Dataset items
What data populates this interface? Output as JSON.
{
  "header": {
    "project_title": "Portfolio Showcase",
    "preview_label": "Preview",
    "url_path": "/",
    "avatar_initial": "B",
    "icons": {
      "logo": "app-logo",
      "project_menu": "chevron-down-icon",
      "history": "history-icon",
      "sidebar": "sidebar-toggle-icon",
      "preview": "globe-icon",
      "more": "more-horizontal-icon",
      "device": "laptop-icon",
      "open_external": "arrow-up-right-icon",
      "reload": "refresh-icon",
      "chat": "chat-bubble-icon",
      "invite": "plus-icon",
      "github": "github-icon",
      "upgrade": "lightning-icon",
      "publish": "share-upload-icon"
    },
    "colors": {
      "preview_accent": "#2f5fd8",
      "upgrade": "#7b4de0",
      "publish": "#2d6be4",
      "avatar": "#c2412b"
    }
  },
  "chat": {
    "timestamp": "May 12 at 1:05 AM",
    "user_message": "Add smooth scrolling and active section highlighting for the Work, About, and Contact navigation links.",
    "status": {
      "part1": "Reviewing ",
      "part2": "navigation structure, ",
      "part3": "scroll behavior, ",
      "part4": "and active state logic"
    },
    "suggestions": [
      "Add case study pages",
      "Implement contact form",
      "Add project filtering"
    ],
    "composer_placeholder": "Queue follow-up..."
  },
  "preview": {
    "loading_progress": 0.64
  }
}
--
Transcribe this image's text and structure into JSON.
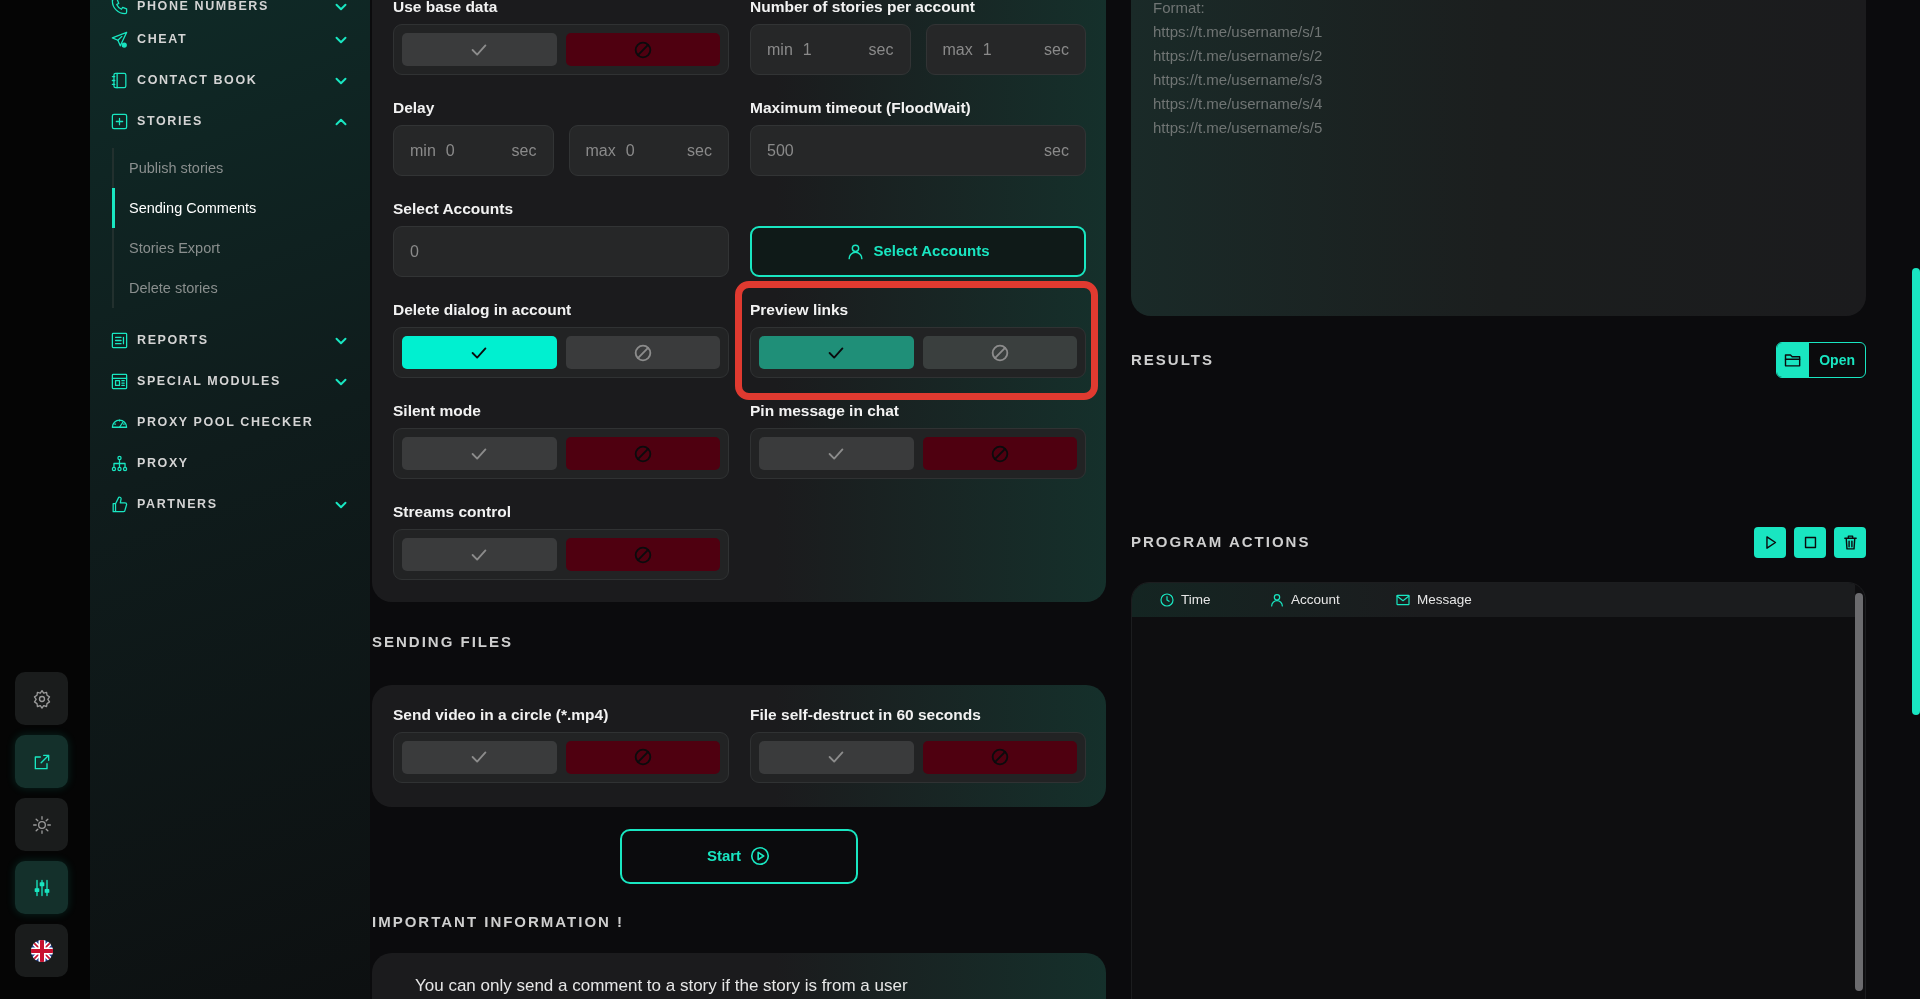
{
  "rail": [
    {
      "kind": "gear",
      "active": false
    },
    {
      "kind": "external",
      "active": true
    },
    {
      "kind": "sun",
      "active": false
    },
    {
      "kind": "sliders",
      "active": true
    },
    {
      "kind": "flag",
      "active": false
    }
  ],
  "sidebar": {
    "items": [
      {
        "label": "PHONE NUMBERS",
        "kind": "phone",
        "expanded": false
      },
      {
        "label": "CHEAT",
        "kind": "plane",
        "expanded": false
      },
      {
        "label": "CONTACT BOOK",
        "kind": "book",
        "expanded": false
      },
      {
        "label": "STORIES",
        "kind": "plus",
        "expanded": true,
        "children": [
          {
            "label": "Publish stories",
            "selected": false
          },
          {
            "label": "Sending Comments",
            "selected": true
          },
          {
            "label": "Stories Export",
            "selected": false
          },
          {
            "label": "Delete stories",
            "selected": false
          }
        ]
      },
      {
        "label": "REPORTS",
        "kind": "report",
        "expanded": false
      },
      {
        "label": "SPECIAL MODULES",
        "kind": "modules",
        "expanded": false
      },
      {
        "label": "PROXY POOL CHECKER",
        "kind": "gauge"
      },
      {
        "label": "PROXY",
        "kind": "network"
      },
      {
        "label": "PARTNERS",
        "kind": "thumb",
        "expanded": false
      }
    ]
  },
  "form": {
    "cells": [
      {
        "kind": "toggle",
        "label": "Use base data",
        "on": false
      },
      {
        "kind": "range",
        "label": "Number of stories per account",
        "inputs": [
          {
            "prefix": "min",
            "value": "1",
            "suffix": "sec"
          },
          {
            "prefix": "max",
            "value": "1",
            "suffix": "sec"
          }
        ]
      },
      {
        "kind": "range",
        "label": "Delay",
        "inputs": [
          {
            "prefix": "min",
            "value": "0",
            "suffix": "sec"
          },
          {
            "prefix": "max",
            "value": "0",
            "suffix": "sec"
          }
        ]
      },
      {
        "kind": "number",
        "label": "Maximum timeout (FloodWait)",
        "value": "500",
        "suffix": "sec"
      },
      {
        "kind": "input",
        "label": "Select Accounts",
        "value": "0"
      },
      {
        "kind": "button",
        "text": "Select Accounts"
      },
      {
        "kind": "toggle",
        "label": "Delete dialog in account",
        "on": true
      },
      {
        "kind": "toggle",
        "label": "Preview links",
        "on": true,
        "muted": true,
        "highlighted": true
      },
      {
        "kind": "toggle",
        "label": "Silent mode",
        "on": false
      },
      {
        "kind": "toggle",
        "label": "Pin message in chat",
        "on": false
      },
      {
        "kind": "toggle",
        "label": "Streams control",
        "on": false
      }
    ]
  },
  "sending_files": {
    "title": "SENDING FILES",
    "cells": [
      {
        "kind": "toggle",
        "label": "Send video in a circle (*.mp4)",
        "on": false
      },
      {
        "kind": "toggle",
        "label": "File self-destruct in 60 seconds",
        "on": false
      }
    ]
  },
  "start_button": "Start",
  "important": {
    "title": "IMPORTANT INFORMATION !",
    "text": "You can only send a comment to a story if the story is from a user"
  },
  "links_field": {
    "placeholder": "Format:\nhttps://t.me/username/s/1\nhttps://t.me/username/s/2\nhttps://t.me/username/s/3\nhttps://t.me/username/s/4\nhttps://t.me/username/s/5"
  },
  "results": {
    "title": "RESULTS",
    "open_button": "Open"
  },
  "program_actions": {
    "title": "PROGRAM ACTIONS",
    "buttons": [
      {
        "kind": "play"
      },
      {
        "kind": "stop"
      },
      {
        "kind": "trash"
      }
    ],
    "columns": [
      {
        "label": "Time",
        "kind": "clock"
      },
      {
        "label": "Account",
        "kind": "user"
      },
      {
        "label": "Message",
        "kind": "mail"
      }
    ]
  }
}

= THE TASK =
Find the word "this" in the data and copy out each line where it turns up.

= WRITTEN ANSWER =
What data populates this interface? Output as JSON.
Transcribe this image's text and structure into JSON.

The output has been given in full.